*** Dataset records ***

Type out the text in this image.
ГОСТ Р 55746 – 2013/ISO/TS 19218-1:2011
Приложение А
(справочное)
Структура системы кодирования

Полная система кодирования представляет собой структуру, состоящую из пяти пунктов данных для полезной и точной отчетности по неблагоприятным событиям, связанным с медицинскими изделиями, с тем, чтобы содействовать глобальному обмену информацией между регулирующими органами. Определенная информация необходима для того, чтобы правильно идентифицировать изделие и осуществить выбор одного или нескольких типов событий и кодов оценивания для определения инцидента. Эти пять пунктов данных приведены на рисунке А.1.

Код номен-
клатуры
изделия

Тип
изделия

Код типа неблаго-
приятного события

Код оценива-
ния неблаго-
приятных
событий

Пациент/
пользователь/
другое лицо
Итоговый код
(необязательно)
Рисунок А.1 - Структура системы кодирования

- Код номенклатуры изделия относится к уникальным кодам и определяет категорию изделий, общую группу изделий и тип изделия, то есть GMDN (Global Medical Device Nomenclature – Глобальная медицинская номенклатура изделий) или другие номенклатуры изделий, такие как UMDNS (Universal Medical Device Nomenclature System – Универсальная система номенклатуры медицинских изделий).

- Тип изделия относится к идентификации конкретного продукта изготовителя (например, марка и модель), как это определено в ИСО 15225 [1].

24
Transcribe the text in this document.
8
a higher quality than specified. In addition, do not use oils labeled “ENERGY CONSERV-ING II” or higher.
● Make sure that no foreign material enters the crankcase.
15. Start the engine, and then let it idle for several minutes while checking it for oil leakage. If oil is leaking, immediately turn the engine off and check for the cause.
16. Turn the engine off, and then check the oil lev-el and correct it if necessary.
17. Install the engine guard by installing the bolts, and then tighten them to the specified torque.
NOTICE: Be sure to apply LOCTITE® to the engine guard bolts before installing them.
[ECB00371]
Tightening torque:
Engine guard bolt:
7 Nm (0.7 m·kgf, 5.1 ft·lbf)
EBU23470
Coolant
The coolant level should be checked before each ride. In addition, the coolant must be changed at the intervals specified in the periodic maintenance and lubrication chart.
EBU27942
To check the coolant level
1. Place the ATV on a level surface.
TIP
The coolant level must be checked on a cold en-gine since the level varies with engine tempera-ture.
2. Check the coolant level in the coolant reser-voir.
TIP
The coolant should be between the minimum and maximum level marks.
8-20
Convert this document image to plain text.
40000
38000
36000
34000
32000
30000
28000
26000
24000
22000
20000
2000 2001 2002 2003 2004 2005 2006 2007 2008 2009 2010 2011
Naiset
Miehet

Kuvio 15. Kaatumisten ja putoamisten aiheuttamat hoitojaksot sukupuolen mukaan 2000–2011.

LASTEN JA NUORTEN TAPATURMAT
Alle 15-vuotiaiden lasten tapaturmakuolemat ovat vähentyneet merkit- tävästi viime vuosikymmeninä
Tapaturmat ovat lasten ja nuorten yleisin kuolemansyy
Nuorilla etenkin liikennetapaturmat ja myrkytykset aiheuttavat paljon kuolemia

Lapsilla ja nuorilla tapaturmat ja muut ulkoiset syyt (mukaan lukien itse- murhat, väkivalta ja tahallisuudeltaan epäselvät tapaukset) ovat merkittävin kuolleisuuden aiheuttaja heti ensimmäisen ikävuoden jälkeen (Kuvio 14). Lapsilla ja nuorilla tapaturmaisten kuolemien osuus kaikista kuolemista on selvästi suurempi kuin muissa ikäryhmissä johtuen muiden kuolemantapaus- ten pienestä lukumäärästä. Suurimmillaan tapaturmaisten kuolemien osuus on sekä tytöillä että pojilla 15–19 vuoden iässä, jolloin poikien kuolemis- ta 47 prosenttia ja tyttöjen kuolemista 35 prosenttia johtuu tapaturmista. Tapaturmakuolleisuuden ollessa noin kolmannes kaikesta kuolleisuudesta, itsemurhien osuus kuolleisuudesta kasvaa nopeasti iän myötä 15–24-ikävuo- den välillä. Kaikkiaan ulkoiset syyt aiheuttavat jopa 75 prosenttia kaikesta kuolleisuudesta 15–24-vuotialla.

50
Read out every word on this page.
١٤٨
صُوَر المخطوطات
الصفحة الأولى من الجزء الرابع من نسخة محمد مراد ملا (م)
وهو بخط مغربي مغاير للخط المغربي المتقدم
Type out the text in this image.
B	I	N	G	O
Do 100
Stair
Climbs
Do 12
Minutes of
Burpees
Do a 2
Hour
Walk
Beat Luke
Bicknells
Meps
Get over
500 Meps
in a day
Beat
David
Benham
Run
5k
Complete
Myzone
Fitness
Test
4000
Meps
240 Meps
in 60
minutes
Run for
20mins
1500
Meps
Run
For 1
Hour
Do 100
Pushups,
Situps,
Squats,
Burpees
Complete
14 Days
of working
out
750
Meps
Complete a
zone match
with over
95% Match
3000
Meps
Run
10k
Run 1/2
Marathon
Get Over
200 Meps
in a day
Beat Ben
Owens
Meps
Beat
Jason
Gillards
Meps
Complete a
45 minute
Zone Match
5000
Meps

***

Write the listing out again, exactly as it reads.

Type out the text in this image.
ГОСТ Р 55746 – 2013/ISO/TS 19218-1:2011
Приложение А
(справочное)
Структура системы кодирования

Полная система кодирования представляет собой структуру, состоящую из пяти пунктов данных для полезной и точной отчетности по неблагоприятным событиям, связанным с медицинскими изделиями, с тем, чтобы содействовать глобальному обмену информацией между регулирующими органами. Определенная информация необходима для того, чтобы правильно идентифицировать изделие и осуществить выбор одного или нескольких типов событий и кодов оценивания для определения инцидента. Эти пять пунктов данных приведены на рисунке А.1.

Код номен-
клатуры
изделия

Тип
изделия

Код типа неблаго-
приятного события

Код оценива-
ния неблаго-
приятных
событий

Пациент/
пользователь/
другое лицо
Итоговый код
(необязательно)
Рисунок А.1 - Структура системы кодирования

- Код номенклатуры изделия относится к уникальным кодам и определяет категорию изделий, общую группу изделий и тип изделия, то есть GMDN (Global Medical Device Nomenclature – Глобальная медицинская номенклатура изделий) или другие номенклатуры изделий, такие как UMDNS (Universal Medical Device Nomenclature System – Универсальная система номенклатуры медицинских изделий).

- Тип изделия относится к идентификации конкретного продукта изготовителя (например, марка и модель), как это определено в ИСО 15225 [1].

24
Transcribe the text in this document.
8
a higher quality than specified. In addition, do not use oils labeled “ENERGY CONSERV-ING II” or higher.
● Make sure that no foreign material enters the crankcase.
15. Start the engine, and then let it idle for several minutes while checking it for oil leakage. If oil is leaking, immediately turn the engine off and check for the cause.
16. Turn the engine off, and then check the oil lev-el and correct it if necessary.
17. Install the engine guard by installing the bolts, and then tighten them to the specified torque.
NOTICE: Be sure to apply LOCTITE® to the engine guard bolts before installing them.
[ECB00371]
Tightening torque:
Engine guard bolt:
7 Nm (0.7 m·kgf, 5.1 ft·lbf)
EBU23470
Coolant
The coolant level should be checked before each ride. In addition, the coolant must be changed at the intervals specified in the periodic maintenance and lubrication chart.
EBU27942
To check the coolant level
1. Place the ATV on a level surface.
TIP
The coolant level must be checked on a cold en-gine since the level varies with engine tempera-ture.
2. Check the coolant level in the coolant reser-voir.
TIP
The coolant should be between the minimum and maximum level marks.
8-20
Convert this document image to plain text.
40000
38000
36000
34000
32000
30000
28000
26000
24000
22000
20000
2000 2001 2002 2003 2004 2005 2006 2007 2008 2009 2010 2011
Naiset
Miehet

Kuvio 15. Kaatumisten ja putoamisten aiheuttamat hoitojaksot sukupuolen mukaan 2000–2011.

LASTEN JA NUORTEN TAPATURMAT
Alle 15-vuotiaiden lasten tapaturmakuolemat ovat vähentyneet merkit- tävästi viime vuosikymmeninä
Tapaturmat ovat lasten ja nuorten yleisin kuolemansyy
Nuorilla etenkin liikennetapaturmat ja myrkytykset aiheuttavat paljon kuolemia

Lapsilla ja nuorilla tapaturmat ja muut ulkoiset syyt (mukaan lukien itse- murhat, väkivalta ja tahallisuudeltaan epäselvät tapaukset) ovat merkittävin kuolleisuuden aiheuttaja heti ensimmäisen ikävuoden jälkeen (Kuvio 14). Lapsilla ja nuorilla tapaturmaisten kuolemien osuus kaikista kuolemista on selvästi suurempi kuin muissa ikäryhmissä johtuen muiden kuolemantapaus- ten pienestä lukumäärästä. Suurimmillaan tapaturmaisten kuolemien osuus on sekä tytöillä että pojilla 15–19 vuoden iässä, jolloin poikien kuolemis- ta 47 prosenttia ja tyttöjen kuolemista 35 prosenttia johtuu tapaturmista. Tapaturmakuolleisuuden ollessa noin kolmannes kaikesta kuolleisuudesta, itsemurhien osuus kuolleisuudesta kasvaa nopeasti iän myötä 15–24-ikävuo- den välillä. Kaikkiaan ulkoiset syyt aiheuttavat jopa 75 prosenttia kaikesta kuolleisuudesta 15–24-vuotialla.

50
Read out every word on this page.
١٤٨
صُوَر المخطوطات
الصفحة الأولى من الجزء الرابع من نسخة محمد مراد ملا (م)
وهو بخط مغربي مغاير للخط المغربي المتقدم
Type out the text in this image.
B	I	N	G	O
Do 100
Stair
Climbs
Do 12
Minutes of
Burpees
Do a 2
Hour
Walk
Beat Luke
Bicknells
Meps
Get over
500 Meps
in a day
Beat
David
Benham
Run
5k
Complete
Myzone
Fitness
Test
4000
Meps
240 Meps
in 60
minutes
Run for
20mins
1500
Meps
Run
For 1
Hour
Do 100
Pushups,
Situps,
Squats,
Burpees
Complete
14 Days
of working
out
750
Meps
Complete a
zone match
with over
95% Match
3000
Meps
Run
10k
Run 1/2
Marathon
Get Over
200 Meps
in a day
Beat Ben
Owens
Meps
Beat
Jason
Gillards
Meps
Complete a
45 minute
Zone Match
5000
Meps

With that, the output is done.